▸ TEXT SECTION:
▬▬▬▬▬▬

The ongoing revolution of diagnostic testing, squeezed between reduced funding and increasing volumes, carries notable implications in the way laboratory resources are organized and coagulation tests delivered. It is, therefore, predictable that the newer generation of hematology analyzers may be designed to face these emerging needs whilst maintaining a high degree in the quality of testing.
Automation and computer vision technology. Most modern hematology analyzers are fully automated, allowing the user to place the samples at the start, press a button, and wait for a result to be produced at the end of the analysis. However, state-of-the-art systems are also suitable for incorporation into total automation solutions, in which robotic tracks transport samples between analyzers, carry out pre-analytics, perform reflex testing, and at the end of analysis, archive the specimens. The ongoing revolution in technologies has led to the development of hematology analyzers that can use computer vision technologies to recognize, enumerate, differentiate, and count blood cells. The devices automatically perform analysis of a captured digital image, create a report file, and send it to a printer.
6-part and 7-part analyzers. After the replacement of 3-part analyzers by 5-part over the years, now nucleated red blood cell counts and immature granulocytes are emerging as sixth and seventh parameters owing to increasing demand for automation to deliver reliable red blood cell counts, platelet counts, and 5-part differentials of white blood cells. The precision and accuracy of low platelet counts has improved considerably for most hematology analyzers. The analyzers today combine both bioelectrical impedance and light scattering detection techniques along with integrated flow cytometry.
Automated hemostasis analyzers. Unlike tilt-tube method for basic hemostasis testing, today’s instruments have automated most of the manual steps. The new hemostasis analyzers now feature automation of under-filled sample tube detection. Assessing sample tubes for fill volume is a time-consuming, visual, and subjective process that is difficult to standardize and implement. The automated tube-fill height detection allows labs to effectively standardize and implement sample acceptance and rejection. Newer and more advanced hemostasis testing systems feature the ability to detect levels of hemolysis, icterus, and lipemia (HIL) in samples and then compare these levels to the established HIL thresholds for each assay.
Thromboelastometry-guided coagulation analyzers. The evolution of remote displays in coagulation analyzers has provided visualization of real-time clot development allowing clinicians to assess the different phases of clot development as they occur, and treat deficiencies accordingly. Use of well-designed algorithms that are guided by thromboelastometry in combination with other laboratory assays has helped to overcome several challenges faced during coagulation analysis. The thromboelastometry-guided analyzers can prevent unnecessary transfusions as well as deleterious effects of allogeneic blood transfusion.

▬▬▬▬▬▬

▸ INFORMATION SUPPLIED:
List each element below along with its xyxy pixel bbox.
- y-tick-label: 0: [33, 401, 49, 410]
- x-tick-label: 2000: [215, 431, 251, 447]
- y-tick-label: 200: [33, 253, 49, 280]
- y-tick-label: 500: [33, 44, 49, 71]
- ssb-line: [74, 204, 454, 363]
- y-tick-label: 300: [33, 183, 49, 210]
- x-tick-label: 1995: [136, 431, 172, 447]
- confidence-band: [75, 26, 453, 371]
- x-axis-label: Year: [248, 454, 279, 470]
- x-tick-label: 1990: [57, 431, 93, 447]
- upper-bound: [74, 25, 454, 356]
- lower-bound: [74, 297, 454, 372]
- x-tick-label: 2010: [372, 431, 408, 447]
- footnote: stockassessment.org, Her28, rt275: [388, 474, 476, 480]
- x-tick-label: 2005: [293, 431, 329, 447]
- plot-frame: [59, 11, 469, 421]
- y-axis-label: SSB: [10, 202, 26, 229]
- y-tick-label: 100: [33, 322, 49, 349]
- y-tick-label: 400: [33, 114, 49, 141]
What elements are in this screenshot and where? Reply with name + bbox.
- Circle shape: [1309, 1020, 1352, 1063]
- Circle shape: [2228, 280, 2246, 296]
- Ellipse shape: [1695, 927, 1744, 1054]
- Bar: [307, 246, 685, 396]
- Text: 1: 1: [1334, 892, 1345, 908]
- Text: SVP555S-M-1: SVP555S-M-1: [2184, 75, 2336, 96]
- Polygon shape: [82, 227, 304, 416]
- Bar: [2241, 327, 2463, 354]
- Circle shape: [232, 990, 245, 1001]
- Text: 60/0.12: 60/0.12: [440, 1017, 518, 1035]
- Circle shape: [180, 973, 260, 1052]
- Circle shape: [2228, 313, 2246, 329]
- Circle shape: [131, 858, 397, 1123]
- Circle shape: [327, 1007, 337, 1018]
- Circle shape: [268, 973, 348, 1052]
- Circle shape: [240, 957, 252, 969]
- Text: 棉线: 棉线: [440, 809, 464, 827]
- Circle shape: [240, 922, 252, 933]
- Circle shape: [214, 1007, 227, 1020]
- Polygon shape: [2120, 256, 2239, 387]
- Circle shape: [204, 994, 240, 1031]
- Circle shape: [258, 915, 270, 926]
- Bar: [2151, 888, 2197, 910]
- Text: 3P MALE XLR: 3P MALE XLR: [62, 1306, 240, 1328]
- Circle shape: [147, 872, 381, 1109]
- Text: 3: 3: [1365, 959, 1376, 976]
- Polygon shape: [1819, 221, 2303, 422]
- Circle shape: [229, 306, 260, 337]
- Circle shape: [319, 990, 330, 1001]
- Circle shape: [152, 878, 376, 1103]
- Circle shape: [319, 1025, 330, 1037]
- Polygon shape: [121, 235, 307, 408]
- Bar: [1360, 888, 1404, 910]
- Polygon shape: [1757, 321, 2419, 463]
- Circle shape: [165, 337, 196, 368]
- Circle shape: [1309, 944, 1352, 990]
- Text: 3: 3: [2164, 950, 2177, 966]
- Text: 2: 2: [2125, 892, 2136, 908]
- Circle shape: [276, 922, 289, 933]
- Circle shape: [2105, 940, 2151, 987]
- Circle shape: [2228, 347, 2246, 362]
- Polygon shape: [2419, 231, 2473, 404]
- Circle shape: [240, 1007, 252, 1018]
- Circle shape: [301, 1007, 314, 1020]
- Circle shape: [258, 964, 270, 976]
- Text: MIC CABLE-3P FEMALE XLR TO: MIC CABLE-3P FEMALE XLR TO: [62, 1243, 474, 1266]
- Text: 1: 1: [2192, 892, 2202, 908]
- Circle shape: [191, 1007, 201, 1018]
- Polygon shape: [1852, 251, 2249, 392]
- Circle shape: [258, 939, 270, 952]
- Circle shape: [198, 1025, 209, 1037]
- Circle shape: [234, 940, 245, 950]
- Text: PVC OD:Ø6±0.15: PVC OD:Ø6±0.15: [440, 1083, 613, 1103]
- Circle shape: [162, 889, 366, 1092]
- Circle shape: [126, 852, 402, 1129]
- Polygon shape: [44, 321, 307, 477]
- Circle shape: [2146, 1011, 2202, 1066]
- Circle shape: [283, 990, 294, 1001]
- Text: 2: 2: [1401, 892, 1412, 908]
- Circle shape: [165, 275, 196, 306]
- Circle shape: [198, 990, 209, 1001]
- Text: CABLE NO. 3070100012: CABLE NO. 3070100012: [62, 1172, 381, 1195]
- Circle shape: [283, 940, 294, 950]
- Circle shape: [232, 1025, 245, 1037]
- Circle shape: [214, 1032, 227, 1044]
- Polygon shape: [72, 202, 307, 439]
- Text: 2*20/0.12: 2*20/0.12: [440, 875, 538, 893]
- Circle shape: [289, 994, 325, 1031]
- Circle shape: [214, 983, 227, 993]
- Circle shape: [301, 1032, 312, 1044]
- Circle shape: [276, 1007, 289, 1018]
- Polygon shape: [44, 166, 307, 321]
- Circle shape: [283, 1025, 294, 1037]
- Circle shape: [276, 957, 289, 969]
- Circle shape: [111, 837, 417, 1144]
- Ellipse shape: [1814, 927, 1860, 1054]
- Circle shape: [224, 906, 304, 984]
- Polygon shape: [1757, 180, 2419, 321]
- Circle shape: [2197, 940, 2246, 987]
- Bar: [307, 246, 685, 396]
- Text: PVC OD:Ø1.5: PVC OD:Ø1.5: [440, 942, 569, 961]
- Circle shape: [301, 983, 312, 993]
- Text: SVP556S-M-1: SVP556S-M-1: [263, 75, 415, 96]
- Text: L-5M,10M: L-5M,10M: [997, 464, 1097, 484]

▬▬▬▬▬▬

▸ ASSIGNED TASK:
Please pick up the passage on hematology and coagulation analyzers at its last sentence and carry it forward. The lines are separate from the passage on hematology and coagulation analyzers.

▸ OUTPUT OF THE TASK:
The blood cell count is among the most ubiquitous diagnostic tests utilized in primary healthcare. The hematology analyzer that is routinely used in hospitals and testing is large and expensive equipment and requires trained technicians and physical sample transportation. It slows turnaround time, limits throughput in hospitals, and limits accessibility in resource-limited settings.
Now, researchers from the University of Illinois at Urbana-Champaign, led by Rashid Bashir, have demonstrated a biosensor capable of counting complete blood cells electrically using only a drop of blood. The microfluidic biosensor is able to count red blood cells, platelets, and white blood cell counts, and its 3-part differential at the point of care, while using only 11 L of blood cells based on their size and membrane properties. The total time for measurement is expected to be less than 20 min.
The biosensor exhibits the potential to improve patient care in a spectrum of settings, including resource-limited settings where laboratory tests are often inaccessible due to cost, poor availability of laboratory facilities, and the difficulty of follow-up upon receiving results that take days to process. The translation of this technology will result in minimal to no experience being required for operation of the device. In addition, patients can perform the test at home and share the results with their primary care physicians via electronic means.
Over the years, hematology instruments have evolved from simple manual red blood cell counters to sophisticated automated analyzers. Hematologists today are endowed with unprecedented opportunities for usage of cutting-edge technologies for enumeration of advanced clinical parameters, thereby enhancing improvement in detection of cellular abnormalities and providing effective solutions to clinicians for better patient care.
Enhanced awareness amongst clinicians for these parameters has been observed in the recent years. IPF (immature platelet fraction) and Ret He (hemoglobin equivalent in reticulocytes) have become the sought-after parameters in today’s world. Lots of investments are being made in research and development and for advancement of better technologies to improve insights for treating blood disorders. Research is ongoing for manufacturing hematology analyzers with improved sensitivity and specificity to capture abnormalities and minimize smear reviews.
Contrary to the commonly used indirect methods in blood analysis today – primarily impedance and flow cytometry – images of individual cells can now be studied directly. Based on these direct images, the analyzer can count, analyze morphology, and then classify every cell in the viewing area to provide a standard complete blood count (CBC) and 5-part differential and reticulocyte count. While hematologists will continue to have the option of looking at slides under their microscopes, it is now possible to study cell-by-cell images that in many cases eliminate the need for microscopic review.
Specifically in India, rising technological advances, adoption of basic flow cytometry technologies in modern hematology analyzers, increased demand for high-throughput hematology analyzers, development of highly sensitive POC hematology testing, and medical tourism are pushing the growth of the Indian hematology instruments and reagents market.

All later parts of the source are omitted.